WORK TO BE COMPLETED:
Check every line below for the string "this", and copy the lines that contain it.

PROVIDED MATERIAL:
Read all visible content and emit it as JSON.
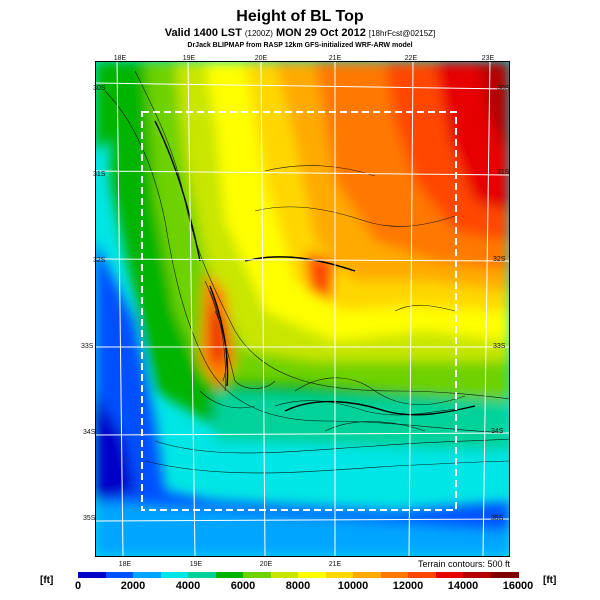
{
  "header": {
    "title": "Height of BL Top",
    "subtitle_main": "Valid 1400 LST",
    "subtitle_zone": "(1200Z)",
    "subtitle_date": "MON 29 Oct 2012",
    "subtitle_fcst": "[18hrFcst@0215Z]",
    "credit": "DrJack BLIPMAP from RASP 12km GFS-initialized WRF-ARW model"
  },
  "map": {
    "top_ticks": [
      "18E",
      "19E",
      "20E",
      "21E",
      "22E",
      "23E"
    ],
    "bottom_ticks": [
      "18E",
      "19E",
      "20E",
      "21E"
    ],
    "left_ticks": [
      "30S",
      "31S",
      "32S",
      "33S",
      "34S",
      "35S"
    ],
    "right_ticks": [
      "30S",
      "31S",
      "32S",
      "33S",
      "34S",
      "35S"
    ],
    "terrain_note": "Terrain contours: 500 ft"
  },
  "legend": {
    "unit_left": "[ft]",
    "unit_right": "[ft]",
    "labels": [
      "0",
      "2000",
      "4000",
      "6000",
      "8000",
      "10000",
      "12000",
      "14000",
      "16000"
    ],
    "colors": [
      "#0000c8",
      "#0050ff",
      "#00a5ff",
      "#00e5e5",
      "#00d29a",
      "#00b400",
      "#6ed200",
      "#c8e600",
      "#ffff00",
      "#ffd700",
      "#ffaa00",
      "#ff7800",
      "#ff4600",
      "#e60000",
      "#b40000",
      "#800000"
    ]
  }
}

--

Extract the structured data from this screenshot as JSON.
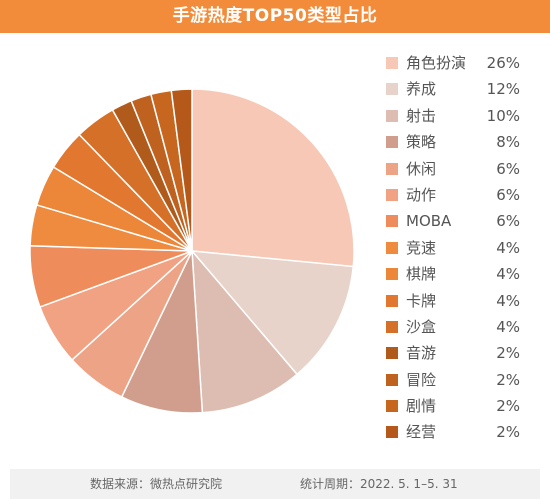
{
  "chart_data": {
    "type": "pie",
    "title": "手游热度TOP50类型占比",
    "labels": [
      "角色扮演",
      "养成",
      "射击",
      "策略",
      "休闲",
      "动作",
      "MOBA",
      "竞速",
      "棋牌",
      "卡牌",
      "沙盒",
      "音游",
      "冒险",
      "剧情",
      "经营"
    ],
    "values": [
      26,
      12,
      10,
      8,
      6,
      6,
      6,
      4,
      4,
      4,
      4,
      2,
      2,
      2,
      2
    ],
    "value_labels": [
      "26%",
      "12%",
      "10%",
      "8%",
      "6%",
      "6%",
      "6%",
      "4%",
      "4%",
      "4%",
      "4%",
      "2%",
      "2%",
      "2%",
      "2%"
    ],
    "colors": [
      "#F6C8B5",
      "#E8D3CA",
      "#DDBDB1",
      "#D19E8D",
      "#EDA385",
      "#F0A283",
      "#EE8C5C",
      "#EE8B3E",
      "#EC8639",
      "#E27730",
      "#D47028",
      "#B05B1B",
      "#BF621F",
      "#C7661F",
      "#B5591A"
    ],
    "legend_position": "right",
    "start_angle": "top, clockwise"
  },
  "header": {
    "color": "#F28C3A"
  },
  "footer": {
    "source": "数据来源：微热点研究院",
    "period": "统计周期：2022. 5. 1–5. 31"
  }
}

==

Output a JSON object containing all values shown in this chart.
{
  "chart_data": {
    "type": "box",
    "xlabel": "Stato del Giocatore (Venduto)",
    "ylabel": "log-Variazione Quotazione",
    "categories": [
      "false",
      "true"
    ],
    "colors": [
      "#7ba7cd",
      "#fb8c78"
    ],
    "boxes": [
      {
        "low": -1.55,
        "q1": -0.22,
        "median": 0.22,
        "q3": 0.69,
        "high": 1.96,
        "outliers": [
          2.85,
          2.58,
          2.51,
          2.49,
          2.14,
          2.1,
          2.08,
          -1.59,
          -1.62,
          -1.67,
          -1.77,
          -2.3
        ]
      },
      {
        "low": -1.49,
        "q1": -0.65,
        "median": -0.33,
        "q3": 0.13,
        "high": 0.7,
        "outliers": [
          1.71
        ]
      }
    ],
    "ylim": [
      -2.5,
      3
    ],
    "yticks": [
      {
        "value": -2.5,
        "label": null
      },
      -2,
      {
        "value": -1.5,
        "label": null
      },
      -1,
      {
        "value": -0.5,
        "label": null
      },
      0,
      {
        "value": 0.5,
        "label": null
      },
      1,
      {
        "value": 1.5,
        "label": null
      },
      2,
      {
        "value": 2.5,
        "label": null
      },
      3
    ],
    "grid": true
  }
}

TASK OUTPUT:
Extract the structured data from this screenshot as JSON.
Output a JSON object containing all values shown in this chart.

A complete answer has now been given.